### EXERCISE INSTRUCTIONS
All entries must be repeated exactly; do not include the pictures.

### EXTRACTED RECORDS
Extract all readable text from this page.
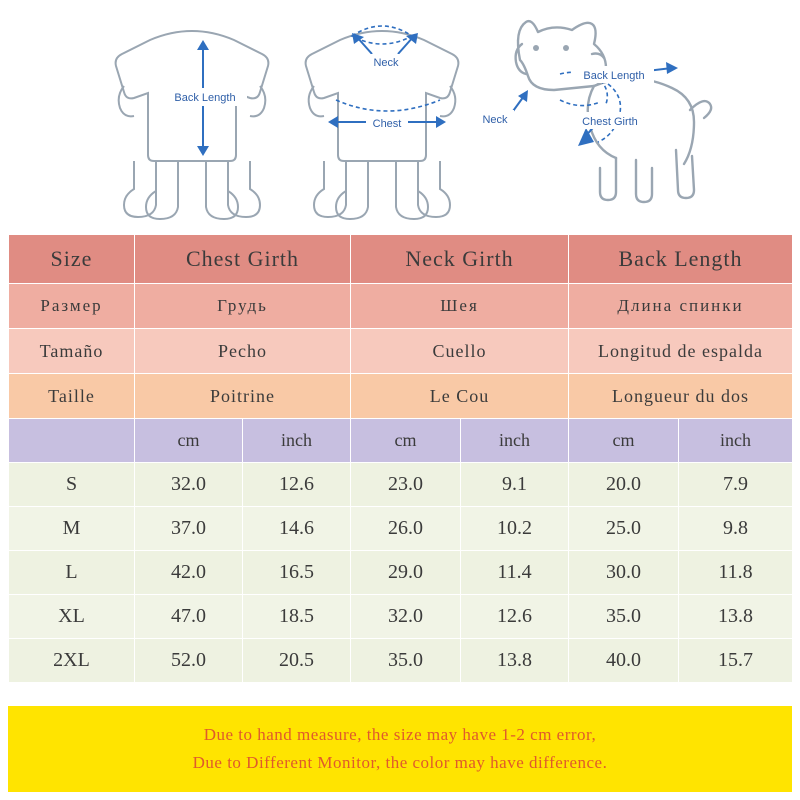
Back Length
Neck
Chest
Back Length
Neck	Chest Girth
Size	Chest Girth		Neck Girth		Back Length	
Размер	Грудь		Шея		Длина спинки	
Tamaño	Pecho		Cuello		Longitud de espalda	
Taille	Poitrine		Le Cou		Longueur du dos	
	cm	inch	cm	inch	cm	inch
S	32.0	12.6	23.0	9.1	20.0	7.9
M	37.0	14.6	26.0	10.2	25.0	9.8
L	42.0	16.5	29.0	11.4	30.0	11.8
XL	47.0	18.5	32.0	12.6	35.0	13.8
2XL	52.0	20.5	35.0	13.8	40.0	15.7
Due to hand measure, the size may have 1-2 cm error,
Due to Different Monitor, the color may have difference.
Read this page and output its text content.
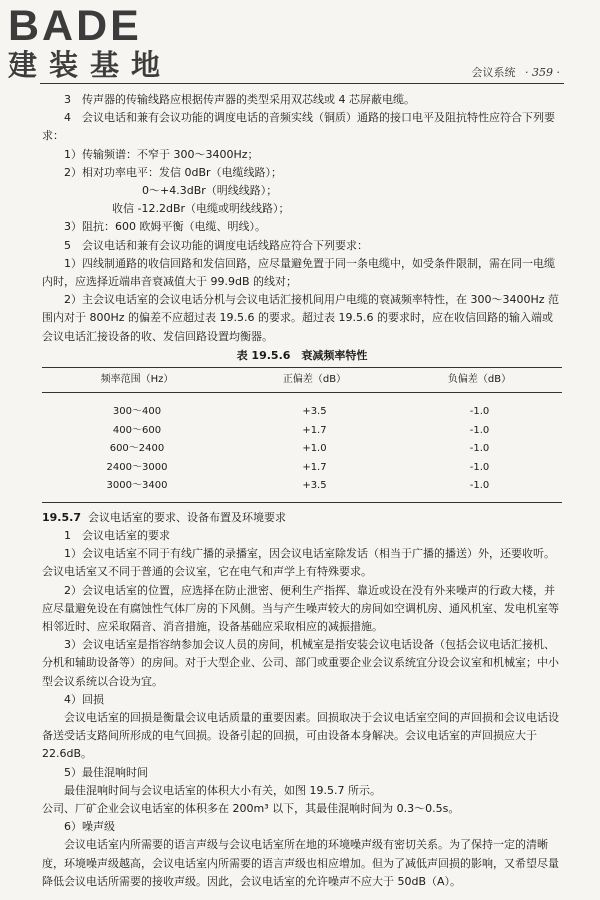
BADE
建装基地	会议系统 · 359 ·

3　传声器的传输线路应根据传声器的类型采用双芯线或 4 芯屏蔽电缆。

4　会议电话和兼有会议功能的调度电话的音频实线（铜质）通路的接口电平及阻抗特性应符合下列要求：

1）传输频谱：不窄于 300～3400Hz；

2）相对功率电平：发信 0dBr（电缆线路）；

0～+4.3dBr（明线线路）；

收信 -12.2dBr（电缆或明线线路）；

3）阻抗：600 欧姆平衡（电缆、明线）。

5　会议电话和兼有会议功能的调度电话线路应符合下列要求：

1）四线制通路的收信回路和发信回路，应尽量避免置于同一条电缆中，如受条件限制，需在同一电缆内时，应选择近端串音衰减值大于 99.9dB 的线对；

2）主会议电话室的会议电话分机与会议电话汇接机间用户电缆的衰减频率特性，在 300～3400Hz 范围内对于 800Hz 的偏差不应超过表 19.5.6 的要求。超过表 19.5.6 的要求时，应在收信回路的输入端或会议电话汇接设备的收、发信回路设置均衡器。

表 19.5.6　衰减频率特性
频率范围（Hz）	正偏差（dB）	负偏差（dB）
300～400	+3.5	-1.0
400～600	+1.7	-1.0
600～2400	+1.0	-1.0
2400～3000	+1.7	-1.0
3000～3400	+3.5	-1.0

19.5.7 会议电话室的要求、设备布置及环境要求

1　会议电话室的要求

1）会议电话室不同于有线广播的录播室，因会议电话室除发话（相当于广播的播送）外，还要收听。会议电话室又不同于普通的会议室，它在电气和声学上有特殊要求。

2）会议电话室的位置，应选择在防止泄密、便利生产指挥、靠近或设在没有外来噪声的行政大楼，并应尽量避免设在有腐蚀性气体厂房的下风侧。当与产生噪声较大的房间如空调机房、通风机室、发电机室等相邻近时、应采取隔音、消音措施，设备基础应采取相应的减振措施。

3）会议电话室是指容纳参加会议人员的房间，机械室是指安装会议电话设备（包括会议电话汇接机、分机和辅助设备等）的房间。对于大型企业、公司、部门或重要企业会议系统宜分设会议室和机械室；中小型会议系统以合设为宜。

4）回损

会议电话室的回损是衡量会议电话质量的重要因素。回损取决于会议电话室空间的声回损和会议电话设备送受话支路间所形成的电气回损。设备引起的回损，可由设备本身解决。会议电话室的声回损应大于 22.6dB。

5）最佳混响时间

最佳混响时间与会议电话室的体积大小有关，如图 19.5.7 所示。

公司、厂矿企业会议电话室的体积多在 200m³ 以下，其最佳混响时间为 0.3～0.5s。

6）噪声级

会议电话室内所需要的语言声级与会议电话室所在地的环境噪声级有密切关系。为了保持一定的清晰度，环境噪声级越高，会议电话室内所需要的语言声级也相应增加。但为了减低声回损的影响，又希望尽量降低会议电话所需要的接收声级。因此，会议电话室的允许噪声不应大于 50dB（A）。
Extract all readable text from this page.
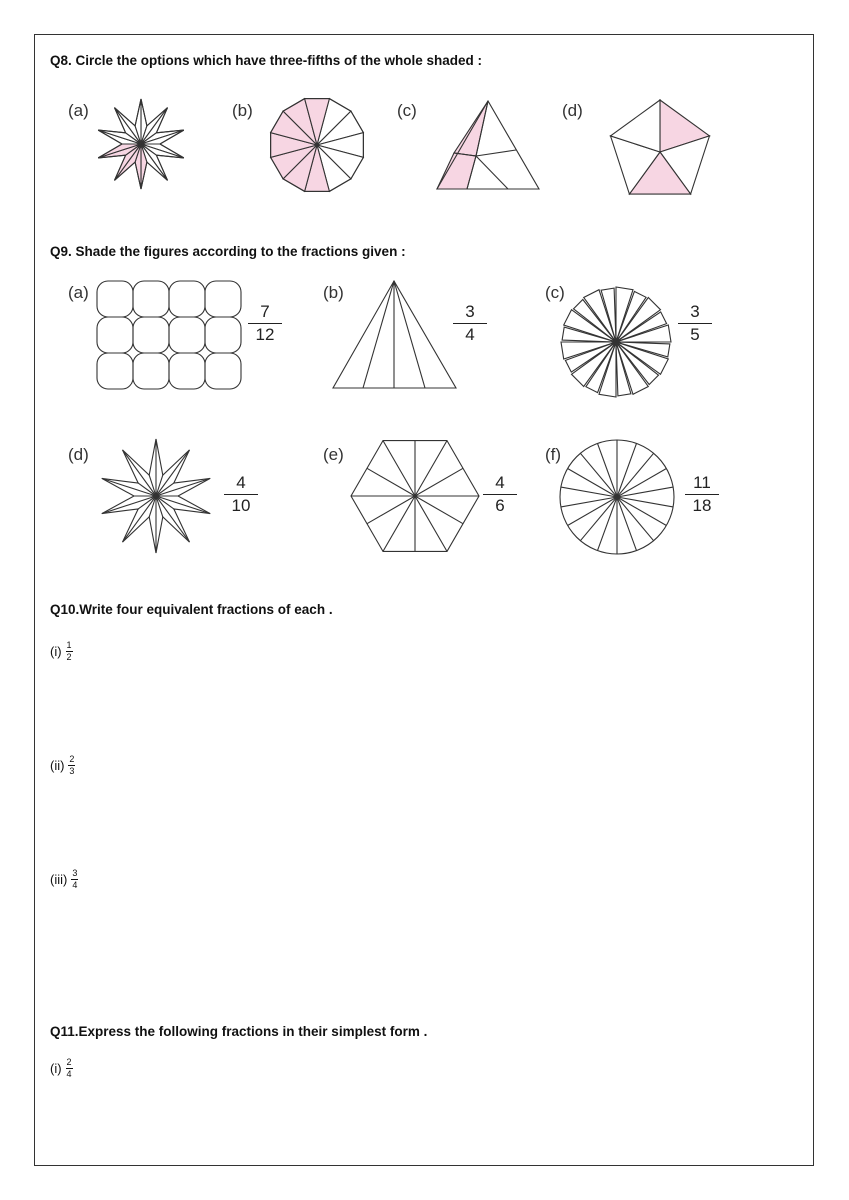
Q8. Circle the options which have three-fifths of the whole shaded :
(a)	(b)	(c)	(d)
Q9. Shade the figures according to the fractions given :
(a)	(b)	(c)
(d)	(e)	(f)
7
12
3
4
3
5
4
10
4
6
11
18
Q10.Write four equivalent fractions of each .
(i) 1
2
(ii) 2
3
(iii) 3
4
Q11.Express the following fractions in their simplest form .
(i) 2
4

### FULL SOLUTION
Extract all readable text from this page.
Back Length
Neck
Chest
Back Length
Neck	Chest Girth
Size	Chest Girth		Neck Girth		Back Length	
Размер	Грудь		Шея		Длина спинки	
Tamaño	Pecho		Cuello		Longitud de espalda	
Taille	Poitrine		Le Cou		Longueur du dos	
	cm	inch	cm	inch	cm	inch
S	32.0	12.6	23.0	9.1	20.0	7.9
M	37.0	14.6	26.0	10.2	25.0	9.8
L	42.0	16.5	29.0	11.4	30.0	11.8
XL	47.0	18.5	32.0	12.6	35.0	13.8
2XL	52.0	20.5	35.0	13.8	40.0	15.7
Due to hand measure, the size may have 1-2 cm error,
Due to Different Monitor, the color may have difference.
Read this page and output its text content.
BADE
建装基地	会议系统 · 359 ·

3　传声器的传输线路应根据传声器的类型采用双芯线或 4 芯屏蔽电缆。

4　会议电话和兼有会议功能的调度电话的音频实线（铜质）通路的接口电平及阻抗特性应符合下列要求：

1）传输频谱：不窄于 300～3400Hz；

2）相对功率电平：发信 0dBr（电缆线路）；

0～+4.3dBr（明线线路）；

收信 -12.2dBr（电缆或明线线路）；

3）阻抗：600 欧姆平衡（电缆、明线）。

5　会议电话和兼有会议功能的调度电话线路应符合下列要求：

1）四线制通路的收信回路和发信回路，应尽量避免置于同一条电缆中，如受条件限制，需在同一电缆内时，应选择近端串音衰减值大于 99.9dB 的线对；

2）主会议电话室的会议电话分机与会议电话汇接机间用户电缆的衰减频率特性，在 300～3400Hz 范围内对于 800Hz 的偏差不应超过表 19.5.6 的要求。超过表 19.5.6 的要求时，应在收信回路的输入端或会议电话汇接设备的收、发信回路设置均衡器。

表 19.5.6　衰减频率特性
频率范围（Hz）	正偏差（dB）	负偏差（dB）
300～400	+3.5	-1.0
400～600	+1.7	-1.0
600～2400	+1.0	-1.0
2400～3000	+1.7	-1.0
3000～3400	+3.5	-1.0

19.5.7 会议电话室的要求、设备布置及环境要求

1　会议电话室的要求

1）会议电话室不同于有线广播的录播室，因会议电话室除发话（相当于广播的播送）外，还要收听。会议电话室又不同于普通的会议室，它在电气和声学上有特殊要求。

2）会议电话室的位置，应选择在防止泄密、便利生产指挥、靠近或设在没有外来噪声的行政大楼，并应尽量避免设在有腐蚀性气体厂房的下风侧。当与产生噪声较大的房间如空调机房、通风机室、发电机室等相邻近时、应采取隔音、消音措施，设备基础应采取相应的减振措施。

3）会议电话室是指容纳参加会议人员的房间，机械室是指安装会议电话设备（包括会议电话汇接机、分机和辅助设备等）的房间。对于大型企业、公司、部门或重要企业会议系统宜分设会议室和机械室；中小型会议系统以合设为宜。

4）回损

会议电话室的回损是衡量会议电话质量的重要因素。回损取决于会议电话室空间的声回损和会议电话设备送受话支路间所形成的电气回损。设备引起的回损，可由设备本身解决。会议电话室的声回损应大于 22.6dB。

5）最佳混响时间

最佳混响时间与会议电话室的体积大小有关，如图 19.5.7 所示。

公司、厂矿企业会议电话室的体积多在 200m³ 以下，其最佳混响时间为 0.3～0.5s。

6）噪声级

会议电话室内所需要的语言声级与会议电话室所在地的环境噪声级有密切关系。为了保持一定的清晰度，环境噪声级越高，会议电话室内所需要的语言声级也相应增加。但为了减低声回损的影响，又希望尽量降低会议电话所需要的接收声级。因此，会议电话室的允许噪声不应大于 50dB（A）。
Extract all readable text from this page.
Q8. Circle the options which have three-fifths of the whole shaded :
(a)	(b)	(c)	(d)
Q9. Shade the figures according to the fractions given :
(a)	(b)	(c)
(d)	(e)	(f)
7
12
3
4
3
5
4
10
4
6
11
18
Q10.Write four equivalent fractions of each .
(i) 1
2
(ii) 2
3
(iii) 3
4
Q11.Express the following fractions in their simplest form .
(i) 2
4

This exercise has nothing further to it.